**WHAT YOU HAVE TO DO**
Reproduce the line that contains "Convert this document image to plain text." and every line after it through the end of the records, exactly, with nothing added.

+++ DATA RECORDS +++

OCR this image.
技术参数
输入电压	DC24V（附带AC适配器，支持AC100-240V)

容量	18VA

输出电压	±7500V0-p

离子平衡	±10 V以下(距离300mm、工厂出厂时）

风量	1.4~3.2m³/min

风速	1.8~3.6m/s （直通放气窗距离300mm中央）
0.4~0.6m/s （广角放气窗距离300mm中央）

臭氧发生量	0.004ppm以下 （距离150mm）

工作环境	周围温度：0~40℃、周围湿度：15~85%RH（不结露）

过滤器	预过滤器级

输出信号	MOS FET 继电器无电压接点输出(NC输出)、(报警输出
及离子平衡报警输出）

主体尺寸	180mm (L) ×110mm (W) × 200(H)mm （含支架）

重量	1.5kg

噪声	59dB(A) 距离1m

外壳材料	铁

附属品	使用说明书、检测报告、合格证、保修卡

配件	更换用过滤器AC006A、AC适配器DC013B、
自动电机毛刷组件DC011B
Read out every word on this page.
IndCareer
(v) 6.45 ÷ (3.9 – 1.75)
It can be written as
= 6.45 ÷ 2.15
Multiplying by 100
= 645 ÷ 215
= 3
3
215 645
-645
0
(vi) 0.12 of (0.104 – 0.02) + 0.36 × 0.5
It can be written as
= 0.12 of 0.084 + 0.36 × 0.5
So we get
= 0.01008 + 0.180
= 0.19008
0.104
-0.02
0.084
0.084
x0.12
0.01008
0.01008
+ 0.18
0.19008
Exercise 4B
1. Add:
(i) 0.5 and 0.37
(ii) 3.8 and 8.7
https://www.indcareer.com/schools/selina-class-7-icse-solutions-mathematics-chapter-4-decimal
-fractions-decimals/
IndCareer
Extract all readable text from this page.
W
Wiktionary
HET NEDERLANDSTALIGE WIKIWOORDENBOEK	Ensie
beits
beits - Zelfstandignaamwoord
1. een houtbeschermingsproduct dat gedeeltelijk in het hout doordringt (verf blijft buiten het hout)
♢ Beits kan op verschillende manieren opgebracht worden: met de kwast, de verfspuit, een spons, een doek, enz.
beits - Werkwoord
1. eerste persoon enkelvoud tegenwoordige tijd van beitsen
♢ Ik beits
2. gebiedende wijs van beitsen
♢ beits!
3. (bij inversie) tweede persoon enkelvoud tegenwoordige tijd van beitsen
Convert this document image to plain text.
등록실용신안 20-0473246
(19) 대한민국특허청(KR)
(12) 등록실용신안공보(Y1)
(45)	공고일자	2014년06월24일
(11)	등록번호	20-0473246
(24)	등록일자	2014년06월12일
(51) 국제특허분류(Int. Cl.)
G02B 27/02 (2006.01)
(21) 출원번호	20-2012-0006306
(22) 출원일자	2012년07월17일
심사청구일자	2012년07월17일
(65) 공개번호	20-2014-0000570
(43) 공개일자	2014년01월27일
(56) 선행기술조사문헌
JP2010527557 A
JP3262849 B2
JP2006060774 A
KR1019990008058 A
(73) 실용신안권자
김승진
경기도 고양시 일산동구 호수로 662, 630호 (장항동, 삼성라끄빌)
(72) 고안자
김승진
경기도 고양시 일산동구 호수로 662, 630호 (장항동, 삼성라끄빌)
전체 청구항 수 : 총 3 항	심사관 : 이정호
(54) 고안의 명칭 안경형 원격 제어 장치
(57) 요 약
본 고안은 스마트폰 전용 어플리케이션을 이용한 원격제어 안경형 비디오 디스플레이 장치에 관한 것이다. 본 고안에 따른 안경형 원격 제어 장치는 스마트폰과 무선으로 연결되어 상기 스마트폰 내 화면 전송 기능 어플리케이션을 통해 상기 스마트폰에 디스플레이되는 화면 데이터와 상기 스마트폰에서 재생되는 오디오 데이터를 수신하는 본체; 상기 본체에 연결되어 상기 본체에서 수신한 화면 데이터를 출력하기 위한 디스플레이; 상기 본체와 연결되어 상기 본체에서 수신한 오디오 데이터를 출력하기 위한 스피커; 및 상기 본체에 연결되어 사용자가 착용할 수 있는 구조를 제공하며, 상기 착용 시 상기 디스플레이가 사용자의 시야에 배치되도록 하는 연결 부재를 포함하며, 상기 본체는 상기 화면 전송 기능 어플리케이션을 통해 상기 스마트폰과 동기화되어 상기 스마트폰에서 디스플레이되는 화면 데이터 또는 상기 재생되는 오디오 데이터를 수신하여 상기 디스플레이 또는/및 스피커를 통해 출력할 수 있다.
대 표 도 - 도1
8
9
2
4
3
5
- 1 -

+++

**WORKED SOLUTION**
Convert this document image to plain text.
등록실용신안 20-0473246
(19) 대한민국특허청(KR)
(12) 등록실용신안공보(Y1)
(45)	공고일자	2014년06월24일
(11)	등록번호	20-0473246
(24)	등록일자	2014년06월12일
(51) 국제특허분류(Int. Cl.)
G02B 27/02 (2006.01)
(21) 출원번호	20-2012-0006306
(22) 출원일자	2012년07월17일
심사청구일자	2012년07월17일
(65) 공개번호	20-2014-0000570
(43) 공개일자	2014년01월27일
(56) 선행기술조사문헌
JP2010527557 A
JP3262849 B2
JP2006060774 A
KR1019990008058 A
(73) 실용신안권자
김승진
경기도 고양시 일산동구 호수로 662, 630호 (장항동, 삼성라끄빌)
(72) 고안자
김승진
경기도 고양시 일산동구 호수로 662, 630호 (장항동, 삼성라끄빌)
전체 청구항 수 : 총 3 항	심사관 : 이정호
(54) 고안의 명칭 안경형 원격 제어 장치
(57) 요 약
본 고안은 스마트폰 전용 어플리케이션을 이용한 원격제어 안경형 비디오 디스플레이 장치에 관한 것이다. 본 고안에 따른 안경형 원격 제어 장치는 스마트폰과 무선으로 연결되어 상기 스마트폰 내 화면 전송 기능 어플리케이션을 통해 상기 스마트폰에 디스플레이되는 화면 데이터와 상기 스마트폰에서 재생되는 오디오 데이터를 수신하는 본체; 상기 본체에 연결되어 상기 본체에서 수신한 화면 데이터를 출력하기 위한 디스플레이; 상기 본체와 연결되어 상기 본체에서 수신한 오디오 데이터를 출력하기 위한 스피커; 및 상기 본체에 연결되어 사용자가 착용할 수 있는 구조를 제공하며, 상기 착용 시 상기 디스플레이가 사용자의 시야에 배치되도록 하는 연결 부재를 포함하며, 상기 본체는 상기 화면 전송 기능 어플리케이션을 통해 상기 스마트폰과 동기화되어 상기 스마트폰에서 디스플레이되는 화면 데이터 또는 상기 재생되는 오디오 데이터를 수신하여 상기 디스플레이 또는/및 스피커를 통해 출력할 수 있다.
대 표 도 - 도1
8
9
2
4
3
5
- 1 -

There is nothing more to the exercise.